Extrait du document

------------------------------------------------

Thèse

Thèse (LMT-Cachan)

Identification d’un mode de vieillissement dans un assemblage céramique-métal.

Encadrement : François Hild
Mots clefs : Assemblage céramique-métal, arrêt de fissure, rupture probabiliste, propagation sous-critique, micro-indentation, vieillissement.

 

Contexte et préambule

 

Lorsque des composants industriels sont placés en condition d’utilisation, le fabriquant garanti une certaine durée de vie, durée au cours de laquelle le composant ne faillira pas au rôle pour lequel il a été conçu. Cette durée de vie est calculée à l’aide d’outils souvent théoriques prenant en compte les principales causes possibles de défaillances. Un problème se pose lorsque la durée du service effectif des composants approche la durée de vie calculée, et que le retour d’expérience fait défaut : le vieillissement des matériaux et des causes non prévues initialement peuvent altérer le comportement initial des composants.

 

these_clip_image003 C’est dans ce contexte que se situe cette étude : la structure considérée, le couvercle d’un composant aéronautique, est en service depuis longtemps, et le retour d’expérience est faible. Ses constructeurs ont engagé une série d’études destinée à mieux appréhender l’évolution des phénomènes susceptibles de faire que le composant ne remplisse plus son rôle.

------------------------------------------------

Série de tâches
a. Dans l'extrait de thèse sur l'assemblage céramique-métal, quelle structure l'étude considère-t-elle ?
b. Reprenez l'extrait de thèse sur l'assemblage céramique-métal à la suite de sa dernière phrase.

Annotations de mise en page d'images
------------------------------------------------

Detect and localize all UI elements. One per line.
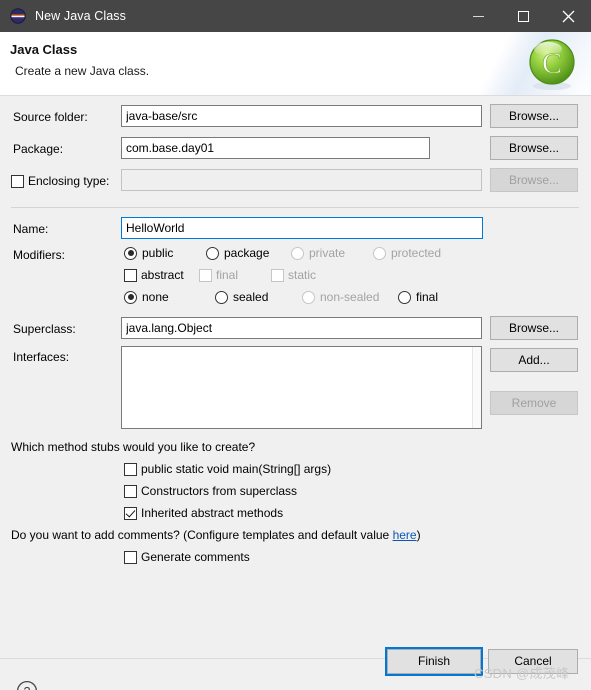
name-label: Name: [13, 222, 49, 236]
modifier-radio-package[interactable]: package [206, 246, 269, 260]
maximize-icon [518, 10, 529, 22]
modifier-label: none [142, 290, 169, 304]
checkbox-icon [124, 506, 137, 520]
interfaces-list[interactable] [121, 346, 482, 429]
modifier-label: private [309, 246, 346, 260]
generate-comments-label: Generate comments [141, 550, 250, 564]
modifier-label: package [224, 246, 270, 260]
dialog-body: Source folder: Browse... Package: Browse… [0, 96, 591, 658]
stub-checkbox-constructors[interactable]: Constructors from superclass [124, 484, 297, 498]
source-folder-input[interactable] [121, 105, 482, 127]
name-input[interactable] [121, 217, 483, 239]
stub-checkbox-inherited[interactable]: Inherited abstract methods [124, 506, 283, 520]
eclipse-icon [10, 8, 26, 24]
modifier-checkbox-static: static [271, 268, 316, 282]
radio-icon [124, 246, 137, 260]
checkbox-icon [11, 174, 24, 188]
enclosing-type-label: Enclosing type: [28, 174, 110, 188]
help-button[interactable]: ? [16, 680, 38, 690]
wizard-banner: Java Class Create a new Java class. C [0, 32, 591, 96]
new-java-class-dialog: New Java Class Java Class Create a new J… [0, 0, 591, 690]
maximize-button[interactable] [501, 0, 546, 32]
title-bar: New Java Class [0, 0, 591, 32]
modifier-label: final [416, 290, 439, 304]
radio-icon [373, 246, 386, 260]
separator-top [11, 207, 579, 208]
method-stubs-question: Which method stubs would you like to cre… [11, 440, 256, 454]
window-controls [456, 0, 591, 32]
stub-label: public static void main(String[] args) [141, 462, 332, 476]
radio-icon [206, 246, 219, 260]
source-folder-label: Source folder: [13, 110, 88, 124]
source-folder-browse-button[interactable]: Browse... [490, 104, 578, 128]
configure-templates-link[interactable]: here [393, 528, 417, 542]
package-input[interactable] [121, 137, 430, 159]
radio-icon [291, 246, 304, 260]
superclass-input[interactable] [121, 317, 482, 339]
window-title: New Java Class [35, 9, 127, 23]
modifier-label: public [142, 246, 174, 260]
modifier-checkbox-final: final [199, 268, 238, 282]
enclosing-type-input[interactable] [121, 169, 482, 191]
generate-comments-checkbox[interactable]: Generate comments [124, 550, 250, 564]
comments-question-prefix: Do you want to add comments? (Configure … [11, 528, 393, 542]
close-button[interactable] [546, 0, 591, 32]
interfaces-scrollbar[interactable] [472, 347, 481, 428]
radio-icon [398, 290, 411, 304]
modifier-radio-public[interactable]: public [124, 246, 173, 260]
package-browse-button[interactable]: Browse... [490, 136, 578, 160]
superclass-label: Superclass: [13, 322, 76, 336]
minimize-icon [473, 15, 484, 17]
modifier-label: sealed [233, 290, 269, 304]
banner-subtitle: Create a new Java class. [15, 64, 150, 78]
modifier-radio-none[interactable]: none [124, 290, 169, 304]
finish-button[interactable]: Finish [385, 647, 483, 676]
comments-question-suffix: ) [416, 528, 421, 542]
checkbox-icon [124, 550, 137, 564]
checkbox-icon [124, 268, 137, 282]
modifier-label: final [216, 268, 239, 282]
modifier-label: static [288, 268, 317, 282]
enclosing-type-browse-button: Browse... [490, 168, 578, 192]
modifier-label: protected [391, 246, 442, 260]
minimize-button[interactable] [456, 0, 501, 32]
modifier-radio-protected: protected [373, 246, 441, 260]
radio-icon [302, 290, 315, 304]
stub-checkbox-main[interactable]: public static void main(String[] args) [124, 462, 331, 476]
interfaces-label: Interfaces: [13, 350, 70, 364]
checkbox-icon [199, 268, 212, 282]
modifier-radio-non-sealed: non-sealed [302, 290, 379, 304]
modifier-checkbox-abstract[interactable]: abstract [124, 268, 184, 282]
stub-label: Inherited abstract methods [141, 506, 284, 520]
enclosing-type-checkbox[interactable]: Enclosing type: [11, 174, 109, 188]
modifier-label: abstract [141, 268, 184, 282]
svg-text:?: ? [24, 685, 31, 690]
modifier-radio-sealed[interactable]: sealed [215, 290, 268, 304]
interfaces-remove-button: Remove [490, 391, 578, 415]
comments-question: Do you want to add comments? (Configure … [11, 528, 421, 542]
checkbox-icon [271, 268, 284, 282]
java-class-wizard-icon: C [524, 36, 580, 92]
checkbox-icon [124, 484, 137, 498]
banner-title: Java Class [10, 42, 78, 57]
modifier-radio-private: private [291, 246, 345, 260]
superclass-browse-button[interactable]: Browse... [490, 316, 578, 340]
modifiers-label: Modifiers: [13, 248, 66, 262]
close-icon [562, 10, 575, 22]
radio-icon [124, 290, 137, 304]
modifier-radio-final-sealed[interactable]: final [398, 290, 438, 304]
stub-label: Constructors from superclass [141, 484, 298, 498]
interfaces-add-button[interactable]: Add... [490, 348, 578, 372]
checkbox-icon [124, 462, 137, 476]
radio-icon [215, 290, 228, 304]
package-label: Package: [13, 142, 64, 156]
modifier-label: non-sealed [320, 290, 380, 304]
cancel-button[interactable]: Cancel [488, 649, 578, 674]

------------------------------------------------

Réponses par tâche
a. Le couvercle d'un composant aéronautique.

b.
 

Cette structure est composée d’un cylindre d’alumine (élastique fragile) et de deux cylindres d’aciers inoxydables (ductiles) placés respectivement à l’extérieur et à l’intérieur du cylindre d’alumine (figure 1). Comme on ne peut braser directement de l’alumine, le cylindre intérieur est au préalable métallisé (par un procédé moly-manganèse). Les trois cylindres peuvent alors être assemblés, un eutectique argent-cuivre servant de joint de brasage : l’ensemble est porté a température de fusion de ce dernier (780°C), puis, une fois le joint de brasage mis en place, refroidi jusqu'à température ambiante. La différence entre les coefficients de dilatation thermique des différents matériaux engendre alors de fortes contraintes résiduelles : il est à craindre que ces dernières ne créent des fissures dans le cylindre d’alumine, fissures successibles de le rompre et donc représenter un facteur limitant de la durée de vie de l’assemblage.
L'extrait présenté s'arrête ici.